**WHAT THE TASK REQUIRES:** Write a continuation of the iperf3 test write-up, picking up after its last sentence.

**EXCERPT TO READ:**
One test system is a Rocky Linux installation, the other is a Centos 8 (RIP Centos). They’re both on the same ESXi host on the same virtual switch. The test program is iperf3, installed from the default package repositories. If you want to test this on your own, it really doesn’t matter which OS you use, as long as its decently recent and they’re on the same vSwitch. I’m not optimizing for throughput, just putting enough power to try to exceed the reported link speed.

The ESXi host is 7.0 running on an older Intel Xeon E3 with 4 cores (no hyperthreading).

Running iperf3 on the vmxnet3 interfaces, that show up as 10 Gigabit on the Rocky VM:

[ 1.323917] vmxnet3 0000:0b:00.0 ens192: renamed from eth0
[ 4.599575] IPv6: ADDRCONF(NETDEV_UP): ens192: link is not ready
[ 4.602889] vmxnet3 0000:0b:00.0 ens192: intr type 3, mode 0, 5 vectors allocated
[ 4.604520] vmxnet3 0000:0b:00.0 ens192: NIC Link is Up 10000 Mbps

It also shows up as 10 Gigabit on the Centos 8 VM:

[ 2.526942] vmxnet3 0000:0b:00.0 ens192: renamed from eth0
[ 7.715785] IPv6: ADDRCONF(NETDEV_UP): ens192: link is not ready
[ 7.719561] vmxnet3 0000:0b:00.0 ens192: intr type 3, mode 0, 5 vectors allocated
[ 7.720221] vmxnet3 0000:0b:00.0 ens192: NIC Link is Up 10000 Mbps

I ran the iperf3 server on the Centos box and the client on the Rocky Box, though that shouldn’t matter much:

vmxnet3 NIC

[ ID] Interval Transfer Bitrate Retr Cwnd
[ 5] 0.00-1.00 sec 2.38 GBytes 20.4 Gbits/sec 0 1004 KBytes
[ 5] 1.00-2.00 sec 2.63 GBytes 22.6 Gbits/sec 0 1.22 MBytes
[ 5] 2.00-3.00 sec 2.59 GBytes 22.3 Gbits/sec 0 1.22 MBytes
[ 5] 3.00-4.00 sec 2.56 GBytes 22.0 Gbits/sec 0 1.28 MBytes
[ 5] 4.00-5.00 sec 2.65 GBytes 22.7 Gbits/sec 0 1.28 MBytes
[ 5] 5.00-6.00 sec 2.60 GBytes 22.4 Gbits/sec 0 1.28 MBytes
[ 5] 6.00-7.00 sec 2.62 GBytes 22.5 Gbits/sec 0 1.28 MBytes
[ 5] 7.00-8.00 sec 2.55 GBytes 21.9 Gbits/sec 0 1.28 MBytes
[ 5] 8.00-9.00 sec 2.52 GBytes 21.6 Gbits/sec 0 1.28 MBytes
[ 5] 9.00-10.00 sec 2.46 GBytes 21.1 Gbits/sec 0 1.28 MBytes
[ ID] Interval Transfer Bitrate Retr
[ 5] 0.00-10.00 sec 25.6 GBytes 22.0 Gbits/sec 0 sender
[ 5] 0.00-10.04 sec 25.6 GBytes 21.9 Gbits/sec receiver

So around 22 Gigabits per second, VM to VM with vmxnet3 NICs that report as 10 Gigabit.

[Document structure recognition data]
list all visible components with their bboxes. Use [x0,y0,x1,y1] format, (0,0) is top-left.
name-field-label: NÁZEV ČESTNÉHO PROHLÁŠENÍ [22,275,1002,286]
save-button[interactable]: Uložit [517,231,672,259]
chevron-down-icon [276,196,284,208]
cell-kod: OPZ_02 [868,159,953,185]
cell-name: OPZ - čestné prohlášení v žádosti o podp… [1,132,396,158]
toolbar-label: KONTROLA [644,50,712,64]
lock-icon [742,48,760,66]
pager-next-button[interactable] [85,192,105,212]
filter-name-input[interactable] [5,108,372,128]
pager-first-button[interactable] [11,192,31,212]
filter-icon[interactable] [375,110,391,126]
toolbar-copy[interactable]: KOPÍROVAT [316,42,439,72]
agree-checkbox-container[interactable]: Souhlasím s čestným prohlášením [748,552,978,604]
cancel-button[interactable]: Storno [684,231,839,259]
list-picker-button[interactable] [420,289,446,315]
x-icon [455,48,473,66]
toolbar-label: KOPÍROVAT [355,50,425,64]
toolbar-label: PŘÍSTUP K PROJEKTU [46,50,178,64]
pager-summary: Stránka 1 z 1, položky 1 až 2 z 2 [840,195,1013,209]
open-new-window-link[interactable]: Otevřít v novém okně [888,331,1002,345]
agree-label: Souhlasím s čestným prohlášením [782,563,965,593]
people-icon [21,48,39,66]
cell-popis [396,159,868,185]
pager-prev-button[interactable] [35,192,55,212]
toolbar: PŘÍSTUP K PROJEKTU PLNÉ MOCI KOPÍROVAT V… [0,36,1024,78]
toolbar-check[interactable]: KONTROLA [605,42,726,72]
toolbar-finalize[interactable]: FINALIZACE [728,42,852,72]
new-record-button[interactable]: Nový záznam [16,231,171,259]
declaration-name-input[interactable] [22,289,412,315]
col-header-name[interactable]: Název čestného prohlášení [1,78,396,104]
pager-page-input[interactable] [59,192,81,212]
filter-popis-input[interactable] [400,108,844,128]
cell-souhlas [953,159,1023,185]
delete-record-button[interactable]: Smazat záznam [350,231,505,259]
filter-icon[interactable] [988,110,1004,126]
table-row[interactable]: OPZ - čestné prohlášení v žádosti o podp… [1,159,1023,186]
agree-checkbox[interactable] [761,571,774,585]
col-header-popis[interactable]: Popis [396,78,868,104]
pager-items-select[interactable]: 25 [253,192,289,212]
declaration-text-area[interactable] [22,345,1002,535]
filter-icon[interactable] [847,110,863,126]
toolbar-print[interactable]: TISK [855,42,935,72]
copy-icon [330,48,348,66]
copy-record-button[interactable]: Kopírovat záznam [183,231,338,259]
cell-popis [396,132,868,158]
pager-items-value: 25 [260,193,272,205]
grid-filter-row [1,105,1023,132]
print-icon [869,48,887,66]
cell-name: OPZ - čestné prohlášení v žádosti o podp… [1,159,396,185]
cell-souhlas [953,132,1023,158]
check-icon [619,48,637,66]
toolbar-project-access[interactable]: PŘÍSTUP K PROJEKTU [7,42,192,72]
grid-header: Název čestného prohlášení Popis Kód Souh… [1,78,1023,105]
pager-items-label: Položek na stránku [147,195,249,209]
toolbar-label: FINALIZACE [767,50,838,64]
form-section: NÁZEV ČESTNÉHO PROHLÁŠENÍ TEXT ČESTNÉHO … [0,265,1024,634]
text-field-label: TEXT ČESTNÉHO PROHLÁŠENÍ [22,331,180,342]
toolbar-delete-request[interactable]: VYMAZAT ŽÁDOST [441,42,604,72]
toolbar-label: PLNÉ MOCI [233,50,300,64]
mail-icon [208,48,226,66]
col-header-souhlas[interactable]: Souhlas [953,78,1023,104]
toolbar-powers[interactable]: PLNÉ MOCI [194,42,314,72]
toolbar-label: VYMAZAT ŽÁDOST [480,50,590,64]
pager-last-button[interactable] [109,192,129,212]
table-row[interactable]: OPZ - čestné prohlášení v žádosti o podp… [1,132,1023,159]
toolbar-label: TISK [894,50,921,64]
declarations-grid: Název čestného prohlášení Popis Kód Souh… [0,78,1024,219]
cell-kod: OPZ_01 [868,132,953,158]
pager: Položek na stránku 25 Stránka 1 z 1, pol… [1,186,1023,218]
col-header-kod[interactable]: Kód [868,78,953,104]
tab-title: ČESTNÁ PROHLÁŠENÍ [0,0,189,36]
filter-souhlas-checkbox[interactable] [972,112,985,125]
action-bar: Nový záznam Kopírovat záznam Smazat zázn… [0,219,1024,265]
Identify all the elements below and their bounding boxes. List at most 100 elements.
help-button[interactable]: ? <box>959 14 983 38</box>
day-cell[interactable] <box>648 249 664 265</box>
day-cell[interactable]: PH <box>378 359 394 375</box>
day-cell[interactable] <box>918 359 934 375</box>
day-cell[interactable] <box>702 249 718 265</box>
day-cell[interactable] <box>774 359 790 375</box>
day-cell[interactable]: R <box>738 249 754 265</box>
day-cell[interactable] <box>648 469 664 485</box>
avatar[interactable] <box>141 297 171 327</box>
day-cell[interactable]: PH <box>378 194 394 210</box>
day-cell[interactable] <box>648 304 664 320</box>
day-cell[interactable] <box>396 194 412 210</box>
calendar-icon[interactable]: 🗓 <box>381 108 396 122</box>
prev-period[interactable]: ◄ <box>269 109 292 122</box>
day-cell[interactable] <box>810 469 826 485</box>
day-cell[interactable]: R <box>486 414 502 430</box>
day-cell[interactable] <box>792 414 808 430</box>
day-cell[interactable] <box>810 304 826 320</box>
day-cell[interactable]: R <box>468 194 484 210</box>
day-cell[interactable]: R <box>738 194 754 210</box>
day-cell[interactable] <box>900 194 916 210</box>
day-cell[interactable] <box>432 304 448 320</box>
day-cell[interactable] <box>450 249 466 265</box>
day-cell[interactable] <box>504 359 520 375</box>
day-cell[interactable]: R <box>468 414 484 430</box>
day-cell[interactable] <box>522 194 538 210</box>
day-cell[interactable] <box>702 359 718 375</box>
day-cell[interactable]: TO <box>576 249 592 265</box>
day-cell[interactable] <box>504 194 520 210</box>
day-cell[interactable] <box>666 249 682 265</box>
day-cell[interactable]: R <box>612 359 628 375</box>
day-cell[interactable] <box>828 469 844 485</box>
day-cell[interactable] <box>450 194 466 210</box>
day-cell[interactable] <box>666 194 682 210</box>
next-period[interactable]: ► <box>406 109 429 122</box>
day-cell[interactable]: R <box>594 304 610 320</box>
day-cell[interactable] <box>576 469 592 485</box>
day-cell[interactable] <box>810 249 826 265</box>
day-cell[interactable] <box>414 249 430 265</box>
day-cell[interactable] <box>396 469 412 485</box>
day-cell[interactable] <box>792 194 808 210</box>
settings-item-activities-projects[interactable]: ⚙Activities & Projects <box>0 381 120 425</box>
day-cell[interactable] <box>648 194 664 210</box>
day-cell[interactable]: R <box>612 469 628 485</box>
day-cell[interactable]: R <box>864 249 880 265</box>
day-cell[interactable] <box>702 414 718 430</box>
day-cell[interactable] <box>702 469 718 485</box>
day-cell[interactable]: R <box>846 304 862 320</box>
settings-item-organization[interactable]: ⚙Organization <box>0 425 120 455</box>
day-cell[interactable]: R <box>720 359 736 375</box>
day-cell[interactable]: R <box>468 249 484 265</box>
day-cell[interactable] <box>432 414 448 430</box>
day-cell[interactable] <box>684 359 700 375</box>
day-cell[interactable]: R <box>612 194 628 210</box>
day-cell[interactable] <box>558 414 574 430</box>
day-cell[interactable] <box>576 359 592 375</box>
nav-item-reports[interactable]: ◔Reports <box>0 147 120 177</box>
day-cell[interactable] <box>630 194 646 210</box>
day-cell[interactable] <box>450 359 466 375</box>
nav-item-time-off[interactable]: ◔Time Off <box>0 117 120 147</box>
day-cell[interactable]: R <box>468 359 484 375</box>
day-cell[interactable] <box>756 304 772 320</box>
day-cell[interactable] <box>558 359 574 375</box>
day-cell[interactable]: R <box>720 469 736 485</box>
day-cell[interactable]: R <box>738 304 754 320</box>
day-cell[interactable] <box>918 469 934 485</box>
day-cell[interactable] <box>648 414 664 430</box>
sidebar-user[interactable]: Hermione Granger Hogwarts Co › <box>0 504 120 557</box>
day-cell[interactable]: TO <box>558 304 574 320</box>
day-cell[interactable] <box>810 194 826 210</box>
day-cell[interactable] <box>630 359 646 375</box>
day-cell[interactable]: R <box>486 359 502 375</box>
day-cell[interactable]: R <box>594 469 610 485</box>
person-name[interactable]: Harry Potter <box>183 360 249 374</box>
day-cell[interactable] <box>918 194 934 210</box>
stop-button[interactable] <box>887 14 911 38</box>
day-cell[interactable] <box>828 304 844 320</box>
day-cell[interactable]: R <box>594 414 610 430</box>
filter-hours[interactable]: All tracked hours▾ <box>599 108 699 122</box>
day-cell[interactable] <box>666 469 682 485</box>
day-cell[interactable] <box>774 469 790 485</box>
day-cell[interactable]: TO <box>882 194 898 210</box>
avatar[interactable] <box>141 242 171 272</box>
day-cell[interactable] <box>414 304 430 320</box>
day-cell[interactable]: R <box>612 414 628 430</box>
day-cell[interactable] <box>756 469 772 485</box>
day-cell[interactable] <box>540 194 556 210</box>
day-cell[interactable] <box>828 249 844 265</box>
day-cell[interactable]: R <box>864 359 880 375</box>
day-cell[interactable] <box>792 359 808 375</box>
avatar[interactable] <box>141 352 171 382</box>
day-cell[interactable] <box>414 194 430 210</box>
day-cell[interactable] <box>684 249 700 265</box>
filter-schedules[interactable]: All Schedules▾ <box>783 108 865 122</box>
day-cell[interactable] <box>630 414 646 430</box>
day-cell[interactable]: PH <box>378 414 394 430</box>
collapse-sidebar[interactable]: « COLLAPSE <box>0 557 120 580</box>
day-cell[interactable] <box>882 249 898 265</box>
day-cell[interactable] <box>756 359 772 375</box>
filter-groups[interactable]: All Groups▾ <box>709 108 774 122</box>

**OUTPUT BELOW:**
What about the e1000 NICs. They show up as 1 Gigabit (just showing one here, but they both are the same):

[43830.168188] e1000e 0000:13:00.0 ens224: renamed from eth0
[43830.182559] IPv6: ADDRCONF(NETDEV_UP): ens224: link is not ready
[43830.245789] IPv6: ADDRCONF(NETDEV_UP): ens224: link is not ready
[43830.247271] IPv6: ADDRCONF(NETDEV_UP): ens224: link is not ready
[43830.247994] e1000e 0000:13:00.0 ens224: NIC Link is Up 1000 Mbps Full Duplex, Flow Control: None
[43830.249059] IPv6: ADDRCONF(NETDEV_CHANGE): ens224: link becomes ready

e1000 NIC

[ ID] Interval Transfer Bitrate Retr Cwnd
[ 5] 0.00-1.00 sec 1.42 GBytes 12.2 Gbits/sec 905 597 KBytes
[ 5] 1.00-2.00 sec 924 MBytes 7.75 Gbits/sec 87 607 KBytes
[ 5] 2.00-3.00 sec 842 MBytes 7.07 Gbits/sec 0 626 KBytes
[ 5] 3.00-4.00 sec 861 MBytes 7.22 Gbits/sec 0 638 KBytes
[ 5] 4.00-5.00 sec 849 MBytes 7.12 Gbits/sec 0 655 KBytes
[ 5] 5.00-6.00 sec 878 MBytes 7.36 Gbits/sec 0 679 KBytes
[ 5] 6.00-7.00 sec 862 MBytes 7.24 Gbits/sec 0 683 KBytes
[ 5] 7.00-8.00 sec 854 MBytes 7.16 Gbits/sec 0 690 KBytes
[ 5] 8.00-9.00 sec 874 MBytes 7.33 Gbits/sec 0 690 KBytes
[ 5] 9.00-10.00 sec 856 MBytes 7.18 Gbits/sec 197 608 KBytes
[ ID] Interval Transfer Bitrate Retr
[ 5] 0.00-10.00 sec 9.04 GBytes 7.76 Gbits/sec 1189 sender
[ 5] 0.00-10.04 sec 9.04 GBytes 7.73 Gbits/sec receiver

So I got about 7 or so Gigabits per second even with the e1000 driver, even though it shows up as 1 Gigabit. It makes sense they don’t get as much as the vmxnet3 NIC as the e1000 NIC is optimized for compatibility (looking like an Intel E1000 chipset to the VM) and not performance, but still.

My ESXi host is older, with a CPU that’s about 9 years old, so with a faster CPU and more cores, it’s probable I could pass even more than 22 Gbit/7 Gbit respectively. But it was still sufficient to demonstrate that VM transfer speeds are *not* limited by the reported vNIC interface speed.

This is probably true for other hypervisors (KVM, Hyper-V, etc.) but I’m not sure. Let me know if you know in the comments.